Dataset rows.
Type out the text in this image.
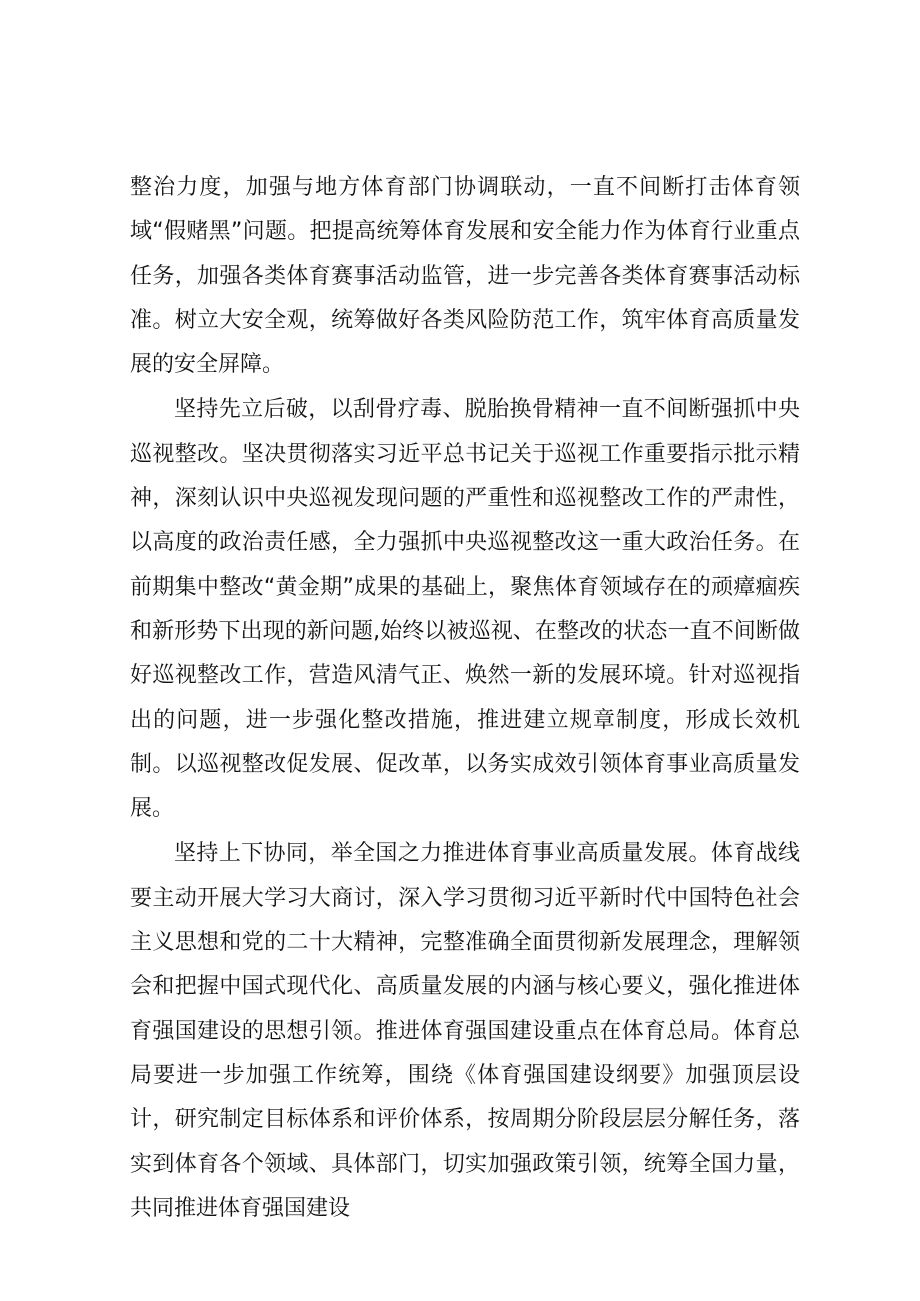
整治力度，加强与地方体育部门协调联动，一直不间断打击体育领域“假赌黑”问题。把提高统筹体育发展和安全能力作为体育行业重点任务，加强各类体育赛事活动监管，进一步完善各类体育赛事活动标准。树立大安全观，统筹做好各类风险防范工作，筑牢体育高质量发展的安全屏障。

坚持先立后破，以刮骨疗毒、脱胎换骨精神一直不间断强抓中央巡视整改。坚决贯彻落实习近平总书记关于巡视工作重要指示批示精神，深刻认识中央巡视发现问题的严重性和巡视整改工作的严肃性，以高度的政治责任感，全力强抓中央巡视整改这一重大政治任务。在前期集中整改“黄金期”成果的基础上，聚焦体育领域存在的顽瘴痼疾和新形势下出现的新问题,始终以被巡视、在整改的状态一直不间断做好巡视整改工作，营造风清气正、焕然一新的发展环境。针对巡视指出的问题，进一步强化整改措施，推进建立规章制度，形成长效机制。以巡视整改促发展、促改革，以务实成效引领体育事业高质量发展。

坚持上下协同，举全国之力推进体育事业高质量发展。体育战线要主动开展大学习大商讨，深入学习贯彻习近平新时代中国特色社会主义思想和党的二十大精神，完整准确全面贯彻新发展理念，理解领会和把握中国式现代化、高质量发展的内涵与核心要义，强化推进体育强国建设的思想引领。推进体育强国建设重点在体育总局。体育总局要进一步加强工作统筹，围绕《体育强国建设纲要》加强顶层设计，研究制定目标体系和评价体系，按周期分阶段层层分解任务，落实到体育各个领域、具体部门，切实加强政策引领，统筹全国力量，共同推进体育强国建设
--
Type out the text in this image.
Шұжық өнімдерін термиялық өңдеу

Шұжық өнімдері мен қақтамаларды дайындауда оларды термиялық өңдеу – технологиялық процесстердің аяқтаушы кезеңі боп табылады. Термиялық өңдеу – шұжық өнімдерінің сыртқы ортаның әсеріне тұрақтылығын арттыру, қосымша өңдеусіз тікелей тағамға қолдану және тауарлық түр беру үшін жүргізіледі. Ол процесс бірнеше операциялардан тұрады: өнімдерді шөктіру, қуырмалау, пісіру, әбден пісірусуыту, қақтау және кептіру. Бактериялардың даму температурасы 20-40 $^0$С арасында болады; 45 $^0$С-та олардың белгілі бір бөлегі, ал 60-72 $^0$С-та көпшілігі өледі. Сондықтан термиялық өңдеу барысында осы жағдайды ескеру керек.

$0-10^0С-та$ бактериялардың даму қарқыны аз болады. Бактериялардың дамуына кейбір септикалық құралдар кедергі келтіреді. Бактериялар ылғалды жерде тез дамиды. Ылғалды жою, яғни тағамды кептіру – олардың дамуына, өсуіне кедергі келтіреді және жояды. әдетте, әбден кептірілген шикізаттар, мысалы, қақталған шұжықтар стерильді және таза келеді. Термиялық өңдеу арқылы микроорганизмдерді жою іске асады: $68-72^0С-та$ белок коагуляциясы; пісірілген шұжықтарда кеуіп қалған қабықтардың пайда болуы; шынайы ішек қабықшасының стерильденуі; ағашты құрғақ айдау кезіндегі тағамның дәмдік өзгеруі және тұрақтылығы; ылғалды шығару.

Your goal. Every line containing the string "Бактериялардың" must be listed.

Exercise solution.
Шұжық өнімдері мен қақтамаларды дайындауда оларды термиялық өңдеу – технологиялық процесстердің аяқтаушы кезеңі боп табылады. Термиялық өңдеу – шұжық өнімдерінің сыртқы ортаның әсеріне тұрақтылығын арттыру, қосымша өңдеусіз тікелей тағамға қолдану және тауарлық түр беру үшін жүргізіледі. Ол процесс бірнеше операциялардан тұрады: өнімдерді шөктіру, қуырмалау, пісіру, әбден пісірусуыту, қақтау және кептіру. Бактериялардың даму температурасы 20-40 $^0$С арасында болады; 45 $^0$С-та олардың белгілі бір бөлегі, ал 60-72 $^0$С-та көпшілігі өледі. Сондықтан термиялық өңдеу барысында осы жағдайды ескеру керек.
$0-10^0С-та$ бактериялардың даму қарқыны аз болады. Бактериялардың дамуына кейбір септикалық құралдар кедергі келтіреді. Бактериялар ылғалды жерде тез дамиды. Ылғалды жою, яғни тағамды кептіру – олардың дамуына, өсуіне кедергі келтіреді және жояды. әдетте, әбден кептірілген шикізаттар, мысалы, қақталған шұжықтар стерильді және таза келеді. Термиялық өңдеу арқылы микроорганизмдерді жою іске асады: $68-72^0С-та$ белок коагуляциясы; пісірілген шұжықтарда кеуіп қалған қабықтардың пайда болуы; шынайы ішек қабықшасының стерильденуі; ағашты құрғақ айдау кезіндегі тағамның дәмдік өзгеруі және тұрақтылығы; ылғалды шығару.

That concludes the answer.